● WORK TO COMPLETE:
Without altering anything, repeat each of the records.

Saved entries:
########

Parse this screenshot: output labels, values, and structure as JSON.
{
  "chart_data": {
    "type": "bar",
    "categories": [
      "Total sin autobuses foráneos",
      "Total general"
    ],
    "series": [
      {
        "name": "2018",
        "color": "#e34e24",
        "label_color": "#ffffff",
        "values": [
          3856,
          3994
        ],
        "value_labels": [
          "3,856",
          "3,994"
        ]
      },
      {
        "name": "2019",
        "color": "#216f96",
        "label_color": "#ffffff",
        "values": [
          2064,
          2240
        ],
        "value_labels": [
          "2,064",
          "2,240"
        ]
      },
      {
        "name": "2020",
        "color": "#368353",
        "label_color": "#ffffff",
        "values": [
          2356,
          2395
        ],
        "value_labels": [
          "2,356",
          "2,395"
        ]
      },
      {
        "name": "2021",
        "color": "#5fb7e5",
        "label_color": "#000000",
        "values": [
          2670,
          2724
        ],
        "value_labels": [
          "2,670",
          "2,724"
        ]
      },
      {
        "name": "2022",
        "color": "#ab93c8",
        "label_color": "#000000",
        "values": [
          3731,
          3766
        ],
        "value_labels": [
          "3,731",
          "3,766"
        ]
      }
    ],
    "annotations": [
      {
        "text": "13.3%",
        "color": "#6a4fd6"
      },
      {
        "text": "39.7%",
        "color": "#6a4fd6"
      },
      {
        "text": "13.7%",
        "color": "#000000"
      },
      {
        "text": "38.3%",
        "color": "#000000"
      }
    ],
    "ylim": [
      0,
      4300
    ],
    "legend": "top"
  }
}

########

● RESPONSE BELOW:
Parse this screenshot: output labels, values, and structure as JSON.
{
  "chart_data": {
    "type": "bar",
    "categories": [
      "Total sin autobuses foráneos",
      "Total general"
    ],
    "series": [
      {
        "name": "2018",
        "color": "#e34e24",
        "label_color": "#ffffff",
        "values": [
          3856,
          3994
        ],
        "value_labels": [
          "3,856",
          "3,994"
        ]
      },
      {
        "name": "2019",
        "color": "#216f96",
        "label_color": "#ffffff",
        "values": [
          2064,
          2240
        ],
        "value_labels": [
          "2,064",
          "2,240"
        ]
      },
      {
        "name": "2020",
        "color": "#368353",
        "label_color": "#ffffff",
        "values": [
          2356,
          2395
        ],
        "value_labels": [
          "2,356",
          "2,395"
        ]
      },
      {
        "name": "2021",
        "color": "#5fb7e5",
        "label_color": "#000000",
        "values": [
          2670,
          2724
        ],
        "value_labels": [
          "2,670",
          "2,724"
        ]
      },
      {
        "name": "2022",
        "color": "#ab93c8",
        "label_color": "#000000",
        "values": [
          3731,
          3766
        ],
        "value_labels": [
          "3,731",
          "3,766"
        ]
      }
    ],
    "annotations": [
      {
        "text": "13.3%",
        "color": "#6a4fd6"
      },
      {
        "text": "39.7%",
        "color": "#6a4fd6"
      },
      {
        "text": "13.7%",
        "color": "#000000"
      },
      {
        "text": "38.3%",
        "color": "#000000"
      }
    ],
    "ylim": [
      0,
      4300
    ],
    "legend": "top"
  }
}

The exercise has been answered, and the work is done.